◆ Compito ◆
Riporta parola per parola il passo dell'articolo su Dolor y Gloria che va da "La vita, l'amore, la" a "essere più giovani.".

◆ Estratto del testo ◆
########

La vita, l'amore, la depressione: le confessioni di Almódovar

18/05/2019  In "Dolor y gloria" il regista spagnolo mette a nudo la sua anima in un'opera magistrale, interpretato da un sensazionale Antonio Banderas

Uomini sull’orlo di una crisi di nervi. Dolor y Gloria è uno specchio, un riflesso dell’anima di Pedro Almodóvar. Il maestro spagnolo si mette a nudo, si fonde con un sensazionale Antonio Banderas. Si interroga sulla sua vita, sul passato, sull’amore per il suo lavoro. Il pretesto è quello di narrare di un regista al di là con gli anni, in piena crisi. In gioventù a salvarlo è stato il cinema, quello mostrato in Abbracci spezzati, quello che fa sognare un ragazzino quando a tutto schermo compare il volto di Marilyn. Ricordi, sorrisi, contrapposti alla difficoltà di non essere più giovani.

########

◆ Materiale fornito ◆
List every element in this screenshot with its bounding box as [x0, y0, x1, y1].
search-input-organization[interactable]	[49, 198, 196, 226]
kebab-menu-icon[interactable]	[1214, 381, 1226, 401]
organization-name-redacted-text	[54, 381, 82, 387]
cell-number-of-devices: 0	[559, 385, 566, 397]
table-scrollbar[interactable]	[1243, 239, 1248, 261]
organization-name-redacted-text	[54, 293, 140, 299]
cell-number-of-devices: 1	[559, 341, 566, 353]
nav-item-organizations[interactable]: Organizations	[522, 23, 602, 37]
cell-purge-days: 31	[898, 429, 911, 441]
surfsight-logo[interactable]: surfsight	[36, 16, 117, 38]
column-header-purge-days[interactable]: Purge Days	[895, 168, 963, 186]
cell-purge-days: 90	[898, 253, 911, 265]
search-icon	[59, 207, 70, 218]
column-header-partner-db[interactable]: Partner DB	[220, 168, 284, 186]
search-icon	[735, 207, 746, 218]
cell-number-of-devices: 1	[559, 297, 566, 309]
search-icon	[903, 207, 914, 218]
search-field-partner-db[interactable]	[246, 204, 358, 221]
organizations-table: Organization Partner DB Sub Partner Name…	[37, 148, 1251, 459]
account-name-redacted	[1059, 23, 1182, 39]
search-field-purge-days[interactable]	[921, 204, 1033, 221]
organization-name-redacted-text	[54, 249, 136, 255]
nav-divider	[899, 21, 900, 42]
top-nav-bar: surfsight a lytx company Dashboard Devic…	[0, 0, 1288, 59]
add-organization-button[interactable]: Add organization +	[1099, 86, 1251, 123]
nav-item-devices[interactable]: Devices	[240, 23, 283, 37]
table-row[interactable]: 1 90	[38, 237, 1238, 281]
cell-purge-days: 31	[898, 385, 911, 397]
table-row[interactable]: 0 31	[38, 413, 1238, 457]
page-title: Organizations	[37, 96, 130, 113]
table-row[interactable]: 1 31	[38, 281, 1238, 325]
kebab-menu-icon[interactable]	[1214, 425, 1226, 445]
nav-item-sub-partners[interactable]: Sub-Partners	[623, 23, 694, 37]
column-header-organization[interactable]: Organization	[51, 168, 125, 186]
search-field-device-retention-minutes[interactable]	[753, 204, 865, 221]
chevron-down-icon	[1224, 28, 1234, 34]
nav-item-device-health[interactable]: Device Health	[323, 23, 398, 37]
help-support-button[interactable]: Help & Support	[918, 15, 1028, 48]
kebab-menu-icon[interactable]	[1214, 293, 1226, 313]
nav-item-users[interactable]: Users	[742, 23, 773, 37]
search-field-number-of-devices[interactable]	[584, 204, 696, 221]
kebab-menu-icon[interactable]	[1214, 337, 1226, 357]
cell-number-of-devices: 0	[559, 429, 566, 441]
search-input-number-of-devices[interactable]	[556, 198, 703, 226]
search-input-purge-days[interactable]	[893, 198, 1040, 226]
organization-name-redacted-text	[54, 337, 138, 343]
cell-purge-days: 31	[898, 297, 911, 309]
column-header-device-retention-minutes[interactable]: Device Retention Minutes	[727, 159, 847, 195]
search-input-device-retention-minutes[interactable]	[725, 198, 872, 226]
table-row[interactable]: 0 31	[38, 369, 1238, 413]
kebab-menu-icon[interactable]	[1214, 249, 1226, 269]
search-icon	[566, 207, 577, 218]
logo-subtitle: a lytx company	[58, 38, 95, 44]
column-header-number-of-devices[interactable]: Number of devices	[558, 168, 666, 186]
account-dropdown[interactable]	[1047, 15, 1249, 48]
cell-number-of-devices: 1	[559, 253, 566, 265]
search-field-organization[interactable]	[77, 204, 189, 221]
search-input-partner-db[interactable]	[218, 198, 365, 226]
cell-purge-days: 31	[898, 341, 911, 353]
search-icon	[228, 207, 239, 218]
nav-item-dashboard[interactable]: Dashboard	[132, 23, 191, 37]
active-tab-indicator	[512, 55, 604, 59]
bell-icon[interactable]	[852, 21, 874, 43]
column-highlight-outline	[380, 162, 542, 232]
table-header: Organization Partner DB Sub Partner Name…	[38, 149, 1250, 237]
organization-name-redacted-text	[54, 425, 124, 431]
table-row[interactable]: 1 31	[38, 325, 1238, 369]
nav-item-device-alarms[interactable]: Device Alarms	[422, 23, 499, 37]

########

◆ Risultato ◆
La vita, l'amore, la depressione: le confessioni di Almódovar

18/05/2019  In "Dolor y gloria" il regista spagnolo mette a nudo la sua anima in un'opera magistrale, interpretato da un sensazionale Antonio Banderas

Uomini sull’orlo di una crisi di nervi. Dolor y Gloria è uno specchio, un riflesso dell’anima di Pedro Almodóvar. Il maestro spagnolo si mette a nudo, si fonde con un sensazionale Antonio Banderas. Si interroga sulla sua vita, sul passato, sull’amore per il suo lavoro. Il pretesto è quello di narrare di un regista al di là con gli anni, in piena crisi. In gioventù a salvarlo è stato il cinema, quello mostrato in Abbracci spezzati, quello che fa sognare un ragazzino quando a tutto schermo compare il volto di Marilyn. Ricordi, sorrisi, contrapposti alla difficoltà di non essere più giovani.